## Extract provided
----

Family Traditions by Ron Hayes
Articles,  Radio Hour

Family Recipe

by Ron Hayes


Ron’s essay, “Family Recipe,” appears in episode 17 of The Dirty Spoon Radio Hour, which originally aired on January 3.


Start with the rice – six or eight cups should be enough, depending on the size of your turkey. Don’t worry about making too much. Not a sin to have a little extra. It’s always better to make more than you need. Now, here’s a trick my grandmother taught me: put a little garlic in with the rice while it boils. Taste. If the rice sticks to your teeth a little, it’s done. Let it cool.

 

My first nineteen Thanksgivings were all the same. Sun or rain, snow or fog, Dad piled us into the car before the parades came on TV and drove us to his mother’s house, a tiny, one bedroom Cape Cod halfway between the suburbs and downtown. On holidays her creaky old dining room table would host anywhere from twelve to twenty adults, a cigarette smoldering in practically every hand, voices rising with each glass of wine, and laughter booming through every corner. We kids ate in the hot kitchen.

----

## Listed entries

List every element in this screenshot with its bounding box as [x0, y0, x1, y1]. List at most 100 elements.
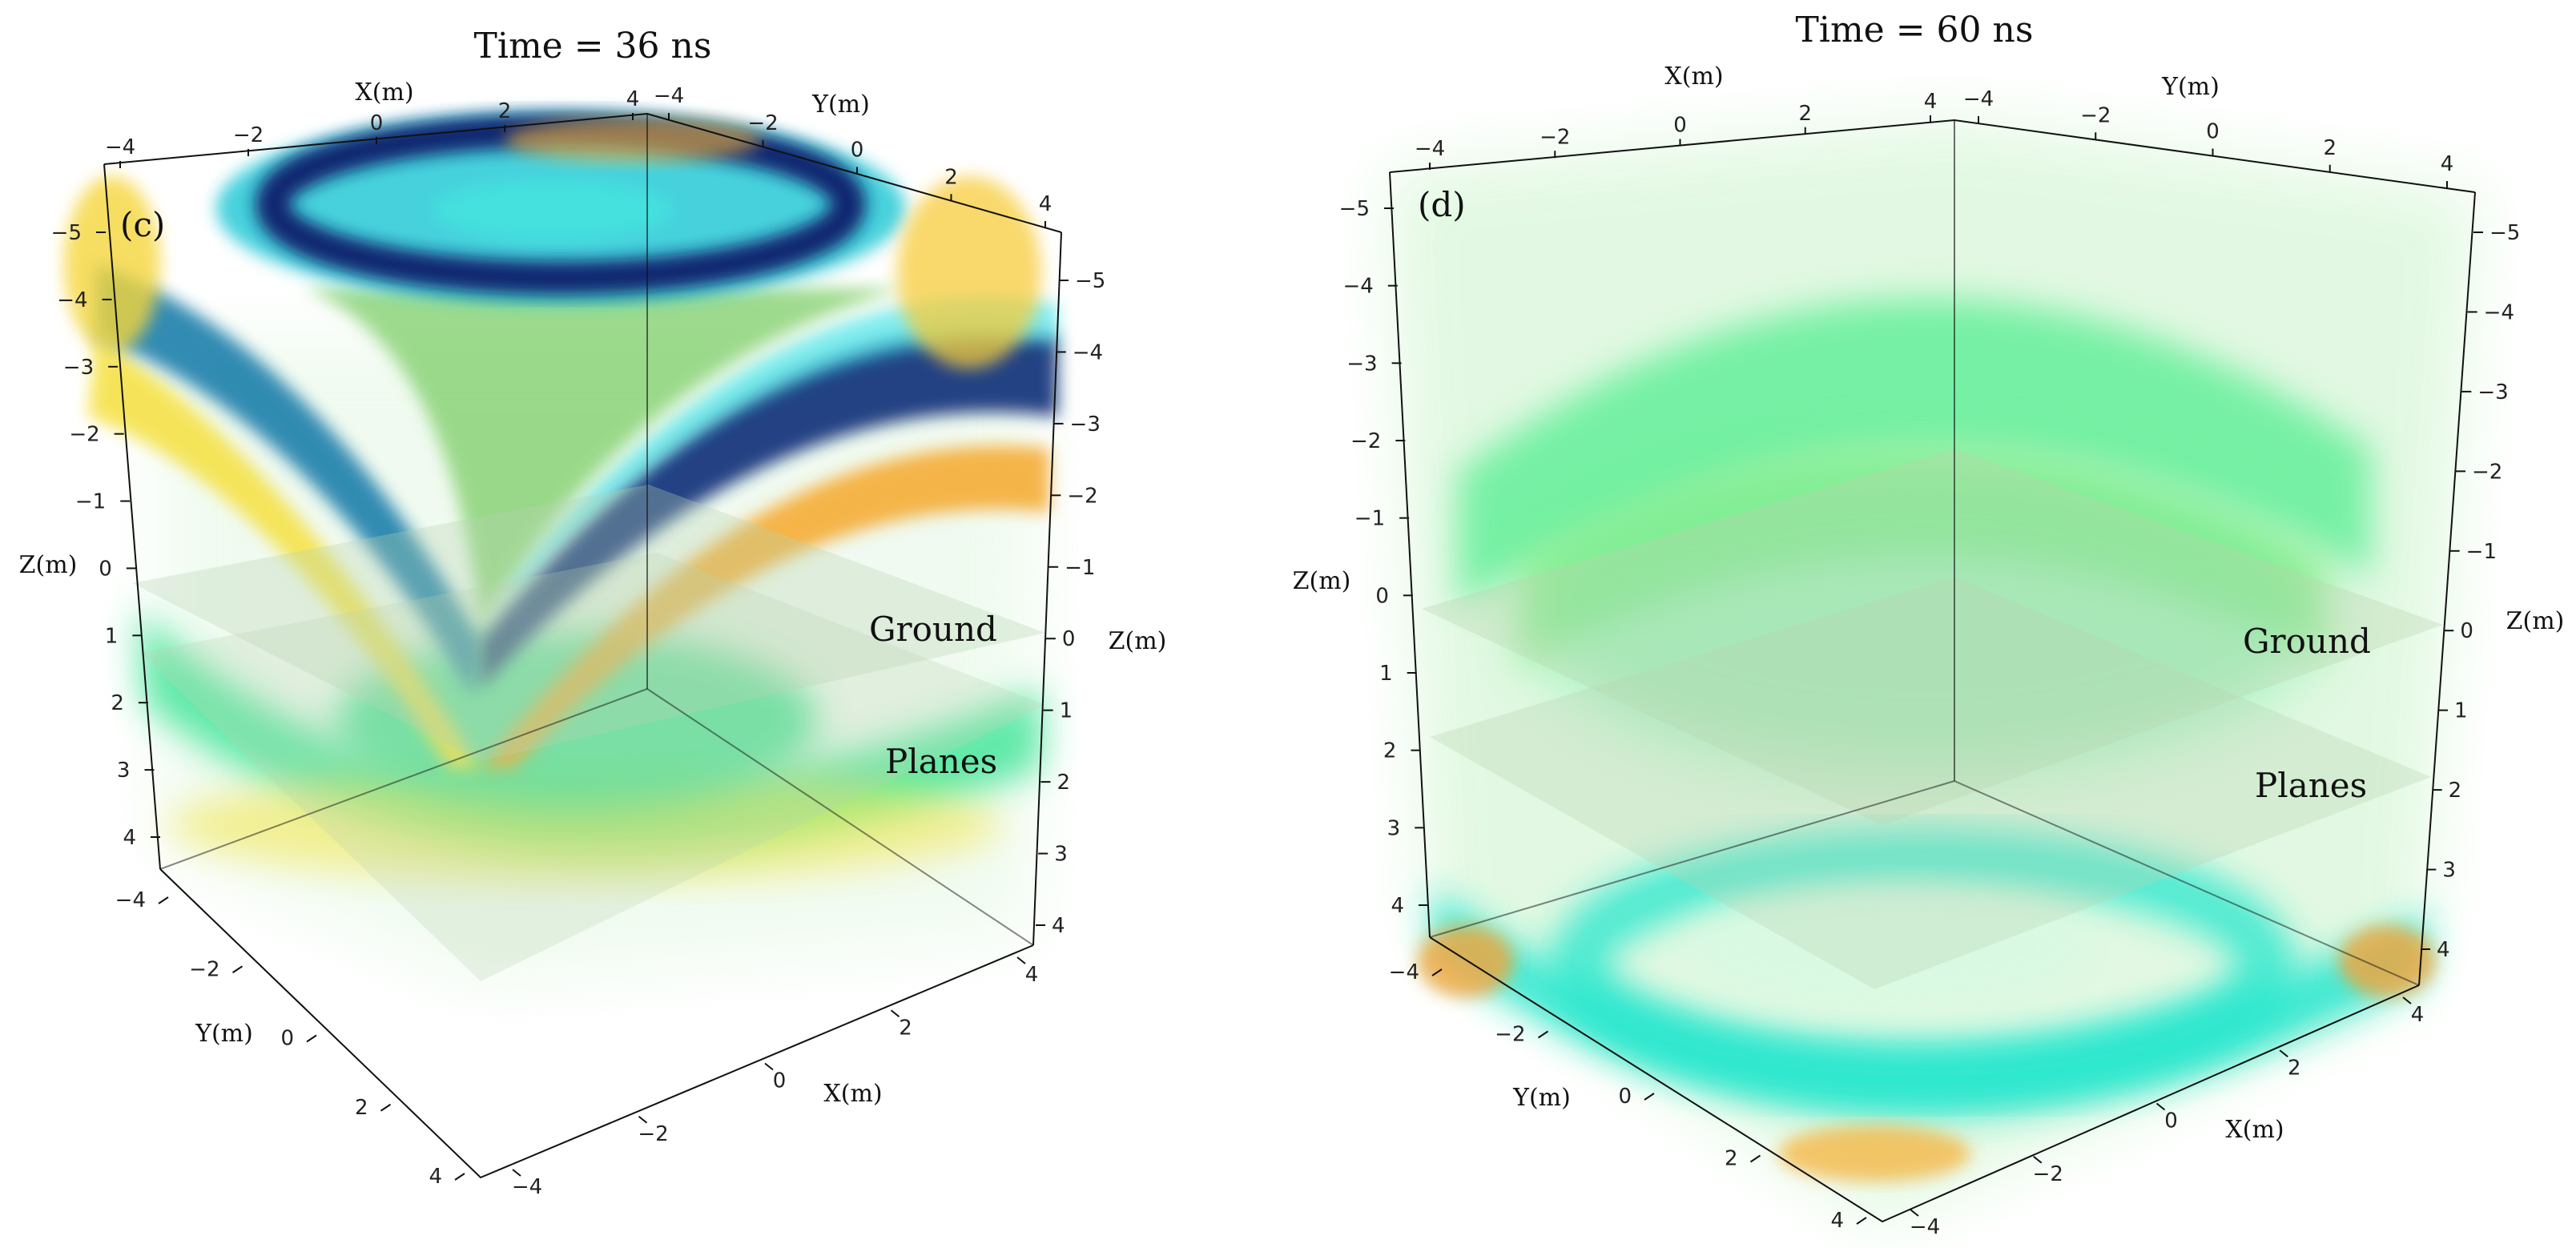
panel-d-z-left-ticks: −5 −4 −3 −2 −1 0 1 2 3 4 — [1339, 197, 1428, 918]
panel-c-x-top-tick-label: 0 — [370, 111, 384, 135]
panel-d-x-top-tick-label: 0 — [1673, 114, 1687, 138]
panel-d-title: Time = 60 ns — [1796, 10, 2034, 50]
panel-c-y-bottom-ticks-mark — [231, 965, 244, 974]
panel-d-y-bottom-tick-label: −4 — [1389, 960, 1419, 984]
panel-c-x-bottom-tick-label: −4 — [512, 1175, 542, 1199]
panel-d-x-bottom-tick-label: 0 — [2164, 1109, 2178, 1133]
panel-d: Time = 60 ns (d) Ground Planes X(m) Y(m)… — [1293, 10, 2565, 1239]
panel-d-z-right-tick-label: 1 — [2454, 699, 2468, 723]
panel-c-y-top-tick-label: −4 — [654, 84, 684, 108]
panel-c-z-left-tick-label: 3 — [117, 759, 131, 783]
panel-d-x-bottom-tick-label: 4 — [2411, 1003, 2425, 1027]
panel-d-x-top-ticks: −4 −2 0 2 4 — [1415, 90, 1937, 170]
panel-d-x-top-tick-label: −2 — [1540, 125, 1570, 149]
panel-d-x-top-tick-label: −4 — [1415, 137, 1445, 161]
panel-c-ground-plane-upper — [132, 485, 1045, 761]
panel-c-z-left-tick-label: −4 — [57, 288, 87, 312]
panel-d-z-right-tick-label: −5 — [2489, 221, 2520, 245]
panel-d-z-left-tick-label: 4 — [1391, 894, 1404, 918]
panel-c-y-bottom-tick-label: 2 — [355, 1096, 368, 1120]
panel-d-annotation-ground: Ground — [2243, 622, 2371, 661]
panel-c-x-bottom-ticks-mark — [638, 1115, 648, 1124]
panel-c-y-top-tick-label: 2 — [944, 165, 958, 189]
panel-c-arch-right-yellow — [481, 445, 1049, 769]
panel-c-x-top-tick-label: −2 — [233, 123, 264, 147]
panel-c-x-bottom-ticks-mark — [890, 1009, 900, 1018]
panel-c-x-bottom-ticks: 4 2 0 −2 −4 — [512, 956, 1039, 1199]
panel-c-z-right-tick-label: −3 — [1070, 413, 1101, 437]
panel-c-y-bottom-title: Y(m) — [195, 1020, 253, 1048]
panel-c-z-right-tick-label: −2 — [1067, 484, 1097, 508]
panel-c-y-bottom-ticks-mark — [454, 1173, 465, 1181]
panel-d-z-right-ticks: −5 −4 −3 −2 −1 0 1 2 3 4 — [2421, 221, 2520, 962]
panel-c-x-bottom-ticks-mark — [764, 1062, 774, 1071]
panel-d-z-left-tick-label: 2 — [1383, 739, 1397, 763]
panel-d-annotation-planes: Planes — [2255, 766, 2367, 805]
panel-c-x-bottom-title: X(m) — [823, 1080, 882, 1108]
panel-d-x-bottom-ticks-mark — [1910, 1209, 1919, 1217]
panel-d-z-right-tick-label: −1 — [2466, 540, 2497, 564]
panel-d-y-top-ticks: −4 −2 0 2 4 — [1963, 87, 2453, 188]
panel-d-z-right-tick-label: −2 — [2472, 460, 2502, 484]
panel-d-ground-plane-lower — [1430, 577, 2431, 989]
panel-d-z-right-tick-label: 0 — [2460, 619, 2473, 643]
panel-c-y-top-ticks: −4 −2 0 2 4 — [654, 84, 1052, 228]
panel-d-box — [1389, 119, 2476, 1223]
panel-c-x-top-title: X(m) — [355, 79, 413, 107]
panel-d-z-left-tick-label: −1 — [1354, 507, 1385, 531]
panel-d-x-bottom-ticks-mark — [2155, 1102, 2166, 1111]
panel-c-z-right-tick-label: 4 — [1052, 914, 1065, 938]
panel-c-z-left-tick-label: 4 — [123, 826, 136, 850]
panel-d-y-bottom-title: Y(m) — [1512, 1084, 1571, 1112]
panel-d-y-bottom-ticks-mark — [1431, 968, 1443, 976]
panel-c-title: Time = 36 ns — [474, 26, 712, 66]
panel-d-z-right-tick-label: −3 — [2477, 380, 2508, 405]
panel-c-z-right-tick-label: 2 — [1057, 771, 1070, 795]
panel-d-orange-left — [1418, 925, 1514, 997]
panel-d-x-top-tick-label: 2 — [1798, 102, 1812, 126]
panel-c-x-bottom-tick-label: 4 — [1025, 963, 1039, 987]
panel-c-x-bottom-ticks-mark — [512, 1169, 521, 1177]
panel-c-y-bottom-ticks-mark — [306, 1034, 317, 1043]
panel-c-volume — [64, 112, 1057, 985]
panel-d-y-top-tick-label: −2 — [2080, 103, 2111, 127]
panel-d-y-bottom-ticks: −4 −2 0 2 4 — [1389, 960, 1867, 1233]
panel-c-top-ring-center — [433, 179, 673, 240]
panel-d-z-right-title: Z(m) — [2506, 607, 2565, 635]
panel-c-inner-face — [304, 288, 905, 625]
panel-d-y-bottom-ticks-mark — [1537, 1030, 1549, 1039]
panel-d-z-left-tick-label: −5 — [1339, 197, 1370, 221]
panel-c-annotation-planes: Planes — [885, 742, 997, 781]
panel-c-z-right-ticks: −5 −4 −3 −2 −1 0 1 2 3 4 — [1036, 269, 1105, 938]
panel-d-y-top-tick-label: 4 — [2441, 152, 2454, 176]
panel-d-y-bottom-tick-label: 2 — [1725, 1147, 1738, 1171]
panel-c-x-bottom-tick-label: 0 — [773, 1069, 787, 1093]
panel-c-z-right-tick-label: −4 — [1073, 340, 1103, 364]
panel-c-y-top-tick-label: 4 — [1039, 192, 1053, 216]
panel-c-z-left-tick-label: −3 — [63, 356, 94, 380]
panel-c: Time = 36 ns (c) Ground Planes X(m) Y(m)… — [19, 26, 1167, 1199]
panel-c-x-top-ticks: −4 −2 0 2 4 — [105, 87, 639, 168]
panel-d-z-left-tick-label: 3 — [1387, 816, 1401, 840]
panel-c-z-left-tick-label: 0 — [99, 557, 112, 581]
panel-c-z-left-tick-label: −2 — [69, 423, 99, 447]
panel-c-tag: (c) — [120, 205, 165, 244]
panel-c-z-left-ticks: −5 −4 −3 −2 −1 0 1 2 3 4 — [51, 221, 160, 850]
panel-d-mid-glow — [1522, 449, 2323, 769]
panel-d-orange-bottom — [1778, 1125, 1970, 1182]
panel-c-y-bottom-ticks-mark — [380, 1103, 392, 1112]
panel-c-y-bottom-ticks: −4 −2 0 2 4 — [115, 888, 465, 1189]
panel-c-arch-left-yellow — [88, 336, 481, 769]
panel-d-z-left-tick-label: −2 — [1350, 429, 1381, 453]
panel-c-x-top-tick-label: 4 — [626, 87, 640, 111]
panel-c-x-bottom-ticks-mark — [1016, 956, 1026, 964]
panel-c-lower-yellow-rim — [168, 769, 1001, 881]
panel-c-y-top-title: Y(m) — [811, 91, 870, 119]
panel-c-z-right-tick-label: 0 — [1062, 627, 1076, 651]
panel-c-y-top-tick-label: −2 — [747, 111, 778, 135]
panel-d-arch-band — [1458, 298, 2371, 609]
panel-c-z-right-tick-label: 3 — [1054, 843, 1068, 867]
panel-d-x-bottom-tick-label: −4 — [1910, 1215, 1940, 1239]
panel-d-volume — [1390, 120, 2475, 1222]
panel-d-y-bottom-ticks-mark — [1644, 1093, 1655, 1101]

----

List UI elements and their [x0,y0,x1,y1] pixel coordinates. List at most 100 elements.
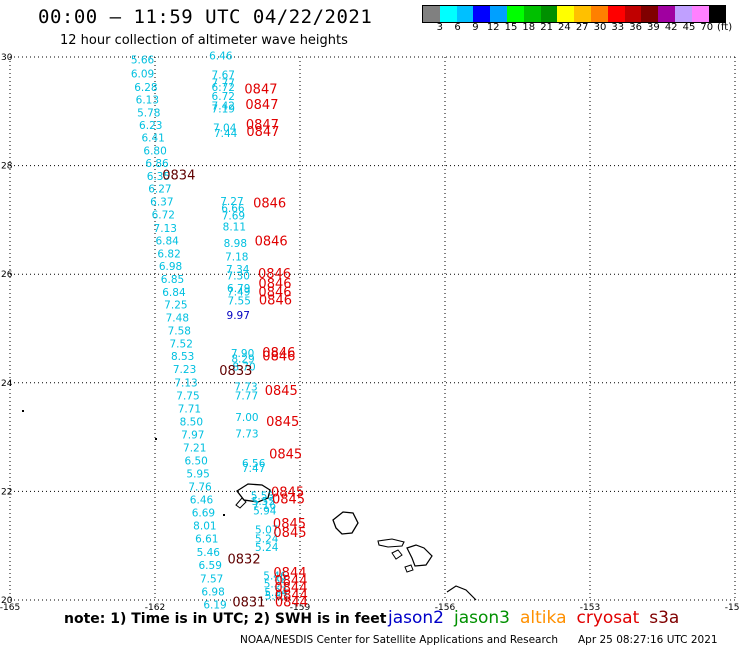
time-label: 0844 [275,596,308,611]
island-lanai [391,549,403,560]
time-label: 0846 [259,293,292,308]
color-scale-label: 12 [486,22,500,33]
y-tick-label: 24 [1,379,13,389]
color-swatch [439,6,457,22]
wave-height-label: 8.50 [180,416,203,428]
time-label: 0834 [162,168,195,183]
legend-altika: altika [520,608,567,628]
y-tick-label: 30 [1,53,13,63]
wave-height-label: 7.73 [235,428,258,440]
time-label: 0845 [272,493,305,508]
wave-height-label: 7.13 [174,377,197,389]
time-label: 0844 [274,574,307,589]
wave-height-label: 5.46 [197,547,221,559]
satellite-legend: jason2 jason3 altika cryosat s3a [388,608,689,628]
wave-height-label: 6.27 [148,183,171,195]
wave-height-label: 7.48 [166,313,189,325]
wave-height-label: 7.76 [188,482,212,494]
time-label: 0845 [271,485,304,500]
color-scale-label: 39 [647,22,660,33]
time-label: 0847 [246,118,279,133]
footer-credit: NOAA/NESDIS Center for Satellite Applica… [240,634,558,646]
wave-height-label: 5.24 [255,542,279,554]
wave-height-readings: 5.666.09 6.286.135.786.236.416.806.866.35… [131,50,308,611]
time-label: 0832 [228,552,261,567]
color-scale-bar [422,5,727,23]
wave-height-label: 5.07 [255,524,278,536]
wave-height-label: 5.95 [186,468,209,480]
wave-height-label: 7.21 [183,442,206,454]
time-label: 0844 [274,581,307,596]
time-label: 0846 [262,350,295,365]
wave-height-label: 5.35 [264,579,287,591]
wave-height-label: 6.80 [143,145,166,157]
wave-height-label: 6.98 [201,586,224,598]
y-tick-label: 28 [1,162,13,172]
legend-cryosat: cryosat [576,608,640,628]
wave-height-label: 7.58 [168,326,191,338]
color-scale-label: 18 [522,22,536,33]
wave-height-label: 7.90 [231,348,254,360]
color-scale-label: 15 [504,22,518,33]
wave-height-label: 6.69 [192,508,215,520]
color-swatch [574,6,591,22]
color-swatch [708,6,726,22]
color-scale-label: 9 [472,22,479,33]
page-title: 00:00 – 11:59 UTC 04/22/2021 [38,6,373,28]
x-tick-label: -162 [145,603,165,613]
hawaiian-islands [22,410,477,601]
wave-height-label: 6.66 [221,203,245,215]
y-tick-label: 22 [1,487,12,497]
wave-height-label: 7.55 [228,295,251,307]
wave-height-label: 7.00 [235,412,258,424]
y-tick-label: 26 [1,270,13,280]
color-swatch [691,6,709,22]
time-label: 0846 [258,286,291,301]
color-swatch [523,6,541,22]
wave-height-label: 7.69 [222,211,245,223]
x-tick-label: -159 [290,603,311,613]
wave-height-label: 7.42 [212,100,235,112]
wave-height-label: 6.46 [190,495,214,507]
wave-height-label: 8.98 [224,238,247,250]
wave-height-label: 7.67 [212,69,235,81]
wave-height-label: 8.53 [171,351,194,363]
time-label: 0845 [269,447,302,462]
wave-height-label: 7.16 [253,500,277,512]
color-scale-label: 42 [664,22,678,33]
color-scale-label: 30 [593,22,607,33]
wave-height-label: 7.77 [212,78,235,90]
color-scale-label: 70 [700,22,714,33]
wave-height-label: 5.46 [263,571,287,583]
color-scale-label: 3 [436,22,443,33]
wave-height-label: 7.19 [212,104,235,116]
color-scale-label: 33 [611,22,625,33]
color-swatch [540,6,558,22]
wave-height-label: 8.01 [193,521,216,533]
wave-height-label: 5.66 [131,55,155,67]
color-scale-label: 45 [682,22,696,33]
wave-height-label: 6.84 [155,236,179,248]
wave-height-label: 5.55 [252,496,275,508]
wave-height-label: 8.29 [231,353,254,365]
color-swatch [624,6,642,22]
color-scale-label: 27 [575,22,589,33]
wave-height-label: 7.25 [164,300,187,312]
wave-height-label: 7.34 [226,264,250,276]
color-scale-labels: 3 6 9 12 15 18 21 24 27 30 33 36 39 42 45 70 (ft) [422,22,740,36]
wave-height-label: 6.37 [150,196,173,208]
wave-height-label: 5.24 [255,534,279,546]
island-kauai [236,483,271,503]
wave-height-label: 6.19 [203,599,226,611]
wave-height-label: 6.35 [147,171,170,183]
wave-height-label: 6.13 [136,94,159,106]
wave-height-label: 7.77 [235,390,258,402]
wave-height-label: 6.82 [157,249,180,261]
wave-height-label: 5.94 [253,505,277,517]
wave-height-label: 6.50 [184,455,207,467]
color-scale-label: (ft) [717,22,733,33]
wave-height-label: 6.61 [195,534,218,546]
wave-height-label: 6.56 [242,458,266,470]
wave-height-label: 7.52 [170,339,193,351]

----

## Challenge
Can you output the passage of the family recipe essay starting at "Family Traditions by" and ending at "on January 3.", copied word for word?

## Exercise answer
Family Traditions by Ron Hayes
Articles,  Radio Hour

Family Recipe

by Ron Hayes


Ron’s essay, “Family Recipe,” appears in episode 17 of The Dirty Spoon Radio Hour, which originally aired on January 3.